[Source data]
● ● ● ● ●
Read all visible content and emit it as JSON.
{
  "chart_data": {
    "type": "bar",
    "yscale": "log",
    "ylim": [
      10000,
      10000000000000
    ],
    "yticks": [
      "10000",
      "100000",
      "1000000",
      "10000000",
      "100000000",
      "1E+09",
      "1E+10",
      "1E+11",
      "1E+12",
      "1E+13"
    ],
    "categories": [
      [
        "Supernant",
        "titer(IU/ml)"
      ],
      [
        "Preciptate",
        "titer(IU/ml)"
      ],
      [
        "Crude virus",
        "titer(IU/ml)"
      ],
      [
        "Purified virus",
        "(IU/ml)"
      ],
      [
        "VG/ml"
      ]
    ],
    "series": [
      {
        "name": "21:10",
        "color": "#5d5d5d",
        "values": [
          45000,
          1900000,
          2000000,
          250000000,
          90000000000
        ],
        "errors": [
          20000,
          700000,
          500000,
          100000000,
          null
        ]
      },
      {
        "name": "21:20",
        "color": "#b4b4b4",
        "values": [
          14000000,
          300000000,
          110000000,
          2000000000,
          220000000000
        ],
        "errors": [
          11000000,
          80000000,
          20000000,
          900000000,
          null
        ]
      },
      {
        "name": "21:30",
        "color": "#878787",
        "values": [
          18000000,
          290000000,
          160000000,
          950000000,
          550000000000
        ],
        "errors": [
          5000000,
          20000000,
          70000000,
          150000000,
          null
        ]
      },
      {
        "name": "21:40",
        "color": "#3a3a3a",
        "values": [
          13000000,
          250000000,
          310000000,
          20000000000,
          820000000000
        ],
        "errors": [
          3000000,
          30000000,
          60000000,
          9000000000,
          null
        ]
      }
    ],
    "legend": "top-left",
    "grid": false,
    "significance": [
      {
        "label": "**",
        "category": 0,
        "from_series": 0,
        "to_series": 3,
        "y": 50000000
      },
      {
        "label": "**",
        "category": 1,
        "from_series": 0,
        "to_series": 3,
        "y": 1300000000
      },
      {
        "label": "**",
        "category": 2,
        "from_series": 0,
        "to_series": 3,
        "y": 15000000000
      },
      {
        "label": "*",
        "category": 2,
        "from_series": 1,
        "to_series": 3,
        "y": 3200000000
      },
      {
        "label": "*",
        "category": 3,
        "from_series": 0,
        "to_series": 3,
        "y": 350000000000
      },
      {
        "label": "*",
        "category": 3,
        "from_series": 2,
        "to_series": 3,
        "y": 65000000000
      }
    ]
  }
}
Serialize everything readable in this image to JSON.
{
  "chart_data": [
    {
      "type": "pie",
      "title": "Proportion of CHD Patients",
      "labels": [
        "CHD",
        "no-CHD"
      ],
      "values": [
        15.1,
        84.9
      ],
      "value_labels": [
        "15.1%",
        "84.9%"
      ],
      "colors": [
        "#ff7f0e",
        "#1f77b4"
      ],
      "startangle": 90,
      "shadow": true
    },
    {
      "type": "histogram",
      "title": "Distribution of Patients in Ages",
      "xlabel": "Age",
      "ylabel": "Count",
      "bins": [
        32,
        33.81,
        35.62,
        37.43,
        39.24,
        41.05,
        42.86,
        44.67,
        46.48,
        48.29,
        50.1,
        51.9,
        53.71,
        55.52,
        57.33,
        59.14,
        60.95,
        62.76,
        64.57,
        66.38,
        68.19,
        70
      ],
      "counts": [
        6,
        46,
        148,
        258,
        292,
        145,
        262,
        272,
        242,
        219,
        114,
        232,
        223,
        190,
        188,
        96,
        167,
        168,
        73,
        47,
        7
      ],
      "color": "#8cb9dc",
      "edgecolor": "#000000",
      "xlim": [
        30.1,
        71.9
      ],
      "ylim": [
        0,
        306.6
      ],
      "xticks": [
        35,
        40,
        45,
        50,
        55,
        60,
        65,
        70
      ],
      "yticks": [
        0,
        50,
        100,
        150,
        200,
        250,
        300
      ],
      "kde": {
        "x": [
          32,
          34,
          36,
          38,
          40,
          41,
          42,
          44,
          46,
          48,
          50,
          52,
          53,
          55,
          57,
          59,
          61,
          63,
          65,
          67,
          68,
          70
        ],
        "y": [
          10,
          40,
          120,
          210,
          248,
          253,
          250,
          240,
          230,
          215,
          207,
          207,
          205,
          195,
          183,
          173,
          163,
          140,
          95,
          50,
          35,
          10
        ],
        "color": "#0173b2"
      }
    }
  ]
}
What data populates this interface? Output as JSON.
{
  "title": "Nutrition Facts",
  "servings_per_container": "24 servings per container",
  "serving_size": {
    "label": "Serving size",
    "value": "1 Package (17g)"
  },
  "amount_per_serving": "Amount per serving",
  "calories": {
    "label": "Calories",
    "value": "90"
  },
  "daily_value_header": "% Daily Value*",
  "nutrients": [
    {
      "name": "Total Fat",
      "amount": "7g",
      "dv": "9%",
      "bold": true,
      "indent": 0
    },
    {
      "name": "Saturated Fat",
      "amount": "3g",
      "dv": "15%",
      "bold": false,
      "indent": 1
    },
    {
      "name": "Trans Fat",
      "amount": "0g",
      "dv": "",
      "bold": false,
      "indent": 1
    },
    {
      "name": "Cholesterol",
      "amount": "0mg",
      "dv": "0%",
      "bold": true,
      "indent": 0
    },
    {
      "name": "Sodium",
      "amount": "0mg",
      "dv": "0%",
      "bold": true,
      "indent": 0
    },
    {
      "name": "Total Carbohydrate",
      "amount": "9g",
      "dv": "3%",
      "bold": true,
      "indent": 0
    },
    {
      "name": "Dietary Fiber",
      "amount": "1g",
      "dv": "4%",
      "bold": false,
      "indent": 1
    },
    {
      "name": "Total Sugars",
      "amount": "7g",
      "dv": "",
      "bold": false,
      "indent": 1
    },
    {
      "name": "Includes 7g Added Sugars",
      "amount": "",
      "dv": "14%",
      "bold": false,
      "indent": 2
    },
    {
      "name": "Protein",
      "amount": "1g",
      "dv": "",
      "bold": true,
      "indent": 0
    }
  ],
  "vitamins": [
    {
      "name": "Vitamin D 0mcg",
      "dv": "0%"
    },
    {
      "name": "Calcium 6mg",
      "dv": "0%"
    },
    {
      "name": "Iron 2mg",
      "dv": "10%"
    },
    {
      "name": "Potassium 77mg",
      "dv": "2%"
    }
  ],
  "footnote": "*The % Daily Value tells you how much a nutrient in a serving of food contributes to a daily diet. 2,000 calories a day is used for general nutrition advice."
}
● ● ● ● ●
WHAT YOU WILL DO => Each record above should be returned exactly as written.

SOLUTION TO THIS PROBLEM =>
Read all visible content and emit it as JSON.
{
  "chart_data": {
    "type": "bar",
    "yscale": "log",
    "ylim": [
      10000,
      10000000000000
    ],
    "yticks": [
      "10000",
      "100000",
      "1000000",
      "10000000",
      "100000000",
      "1E+09",
      "1E+10",
      "1E+11",
      "1E+12",
      "1E+13"
    ],
    "categories": [
      [
        "Supernant",
        "titer(IU/ml)"
      ],
      [
        "Preciptate",
        "titer(IU/ml)"
      ],
      [
        "Crude virus",
        "titer(IU/ml)"
      ],
      [
        "Purified virus",
        "(IU/ml)"
      ],
      [
        "VG/ml"
      ]
    ],
    "series": [
      {
        "name": "21:10",
        "color": "#5d5d5d",
        "values": [
          45000,
          1900000,
          2000000,
          250000000,
          90000000000
        ],
        "errors": [
          20000,
          700000,
          500000,
          100000000,
          null
        ]
      },
      {
        "name": "21:20",
        "color": "#b4b4b4",
        "values": [
          14000000,
          300000000,
          110000000,
          2000000000,
          220000000000
        ],
        "errors": [
          11000000,
          80000000,
          20000000,
          900000000,
          null
        ]
      },
      {
        "name": "21:30",
        "color": "#878787",
        "values": [
          18000000,
          290000000,
          160000000,
          950000000,
          550000000000
        ],
        "errors": [
          5000000,
          20000000,
          70000000,
          150000000,
          null
        ]
      },
      {
        "name": "21:40",
        "color": "#3a3a3a",
        "values": [
          13000000,
          250000000,
          310000000,
          20000000000,
          820000000000
        ],
        "errors": [
          3000000,
          30000000,
          60000000,
          9000000000,
          null
        ]
      }
    ],
    "legend": "top-left",
    "grid": false,
    "significance": [
      {
        "label": "**",
        "category": 0,
        "from_series": 0,
        "to_series": 3,
        "y": 50000000
      },
      {
        "label": "**",
        "category": 1,
        "from_series": 0,
        "to_series": 3,
        "y": 1300000000
      },
      {
        "label": "**",
        "category": 2,
        "from_series": 0,
        "to_series": 3,
        "y": 15000000000
      },
      {
        "label": "*",
        "category": 2,
        "from_series": 1,
        "to_series": 3,
        "y": 3200000000
      },
      {
        "label": "*",
        "category": 3,
        "from_series": 0,
        "to_series": 3,
        "y": 350000000000
      },
      {
        "label": "*",
        "category": 3,
        "from_series": 2,
        "to_series": 3,
        "y": 65000000000
      }
    ]
  }
}
Serialize everything readable in this image to JSON.
{
  "chart_data": [
    {
      "type": "pie",
      "title": "Proportion of CHD Patients",
      "labels": [
        "CHD",
        "no-CHD"
      ],
      "values": [
        15.1,
        84.9
      ],
      "value_labels": [
        "15.1%",
        "84.9%"
      ],
      "colors": [
        "#ff7f0e",
        "#1f77b4"
      ],
      "startangle": 90,
      "shadow": true
    },
    {
      "type": "histogram",
      "title": "Distribution of Patients in Ages",
      "xlabel": "Age",
      "ylabel": "Count",
      "bins": [
        32,
        33.81,
        35.62,
        37.43,
        39.24,
        41.05,
        42.86,
        44.67,
        46.48,
        48.29,
        50.1,
        51.9,
        53.71,
        55.52,
        57.33,
        59.14,
        60.95,
        62.76,
        64.57,
        66.38,
        68.19,
        70
      ],
      "counts": [
        6,
        46,
        148,
        258,
        292,
        145,
        262,
        272,
        242,
        219,
        114,
        232,
        223,
        190,
        188,
        96,
        167,
        168,
        73,
        47,
        7
      ],
      "color": "#8cb9dc",
      "edgecolor": "#000000",
      "xlim": [
        30.1,
        71.9
      ],
      "ylim": [
        0,
        306.6
      ],
      "xticks": [
        35,
        40,
        45,
        50,
        55,
        60,
        65,
        70
      ],
      "yticks": [
        0,
        50,
        100,
        150,
        200,
        250,
        300
      ],
      "kde": {
        "x": [
          32,
          34,
          36,
          38,
          40,
          41,
          42,
          44,
          46,
          48,
          50,
          52,
          53,
          55,
          57,
          59,
          61,
          63,
          65,
          67,
          68,
          70
        ],
        "y": [
          10,
          40,
          120,
          210,
          248,
          253,
          250,
          240,
          230,
          215,
          207,
          207,
          205,
          195,
          183,
          173,
          163,
          140,
          95,
          50,
          35,
          10
        ],
        "color": "#0173b2"
      }
    }
  ]
}
What data populates this interface? Output as JSON.
{
  "title": "Nutrition Facts",
  "servings_per_container": "24 servings per container",
  "serving_size": {
    "label": "Serving size",
    "value": "1 Package (17g)"
  },
  "amount_per_serving": "Amount per serving",
  "calories": {
    "label": "Calories",
    "value": "90"
  },
  "daily_value_header": "% Daily Value*",
  "nutrients": [
    {
      "name": "Total Fat",
      "amount": "7g",
      "dv": "9%",
      "bold": true,
      "indent": 0
    },
    {
      "name": "Saturated Fat",
      "amount": "3g",
      "dv": "15%",
      "bold": false,
      "indent": 1
    },
    {
      "name": "Trans Fat",
      "amount": "0g",
      "dv": "",
      "bold": false,
      "indent": 1
    },
    {
      "name": "Cholesterol",
      "amount": "0mg",
      "dv": "0%",
      "bold": true,
      "indent": 0
    },
    {
      "name": "Sodium",
      "amount": "0mg",
      "dv": "0%",
      "bold": true,
      "indent": 0
    },
    {
      "name": "Total Carbohydrate",
      "amount": "9g",
      "dv": "3%",
      "bold": true,
      "indent": 0
    },
    {
      "name": "Dietary Fiber",
      "amount": "1g",
      "dv": "4%",
      "bold": false,
      "indent": 1
    },
    {
      "name": "Total Sugars",
      "amount": "7g",
      "dv": "",
      "bold": false,
      "indent": 1
    },
    {
      "name": "Includes 7g Added Sugars",
      "amount": "",
      "dv": "14%",
      "bold": false,
      "indent": 2
    },
    {
      "name": "Protein",
      "amount": "1g",
      "dv": "",
      "bold": true,
      "indent": 0
    }
  ],
  "vitamins": [
    {
      "name": "Vitamin D 0mcg",
      "dv": "0%"
    },
    {
      "name": "Calcium 6mg",
      "dv": "0%"
    },
    {
      "name": "Iron 2mg",
      "dv": "10%"
    },
    {
      "name": "Potassium 77mg",
      "dv": "2%"
    }
  ],
  "footnote": "*The % Daily Value tells you how much a nutrient in a serving of food contributes to a daily diet. 2,000 calories a day is used for general nutrition advice."
}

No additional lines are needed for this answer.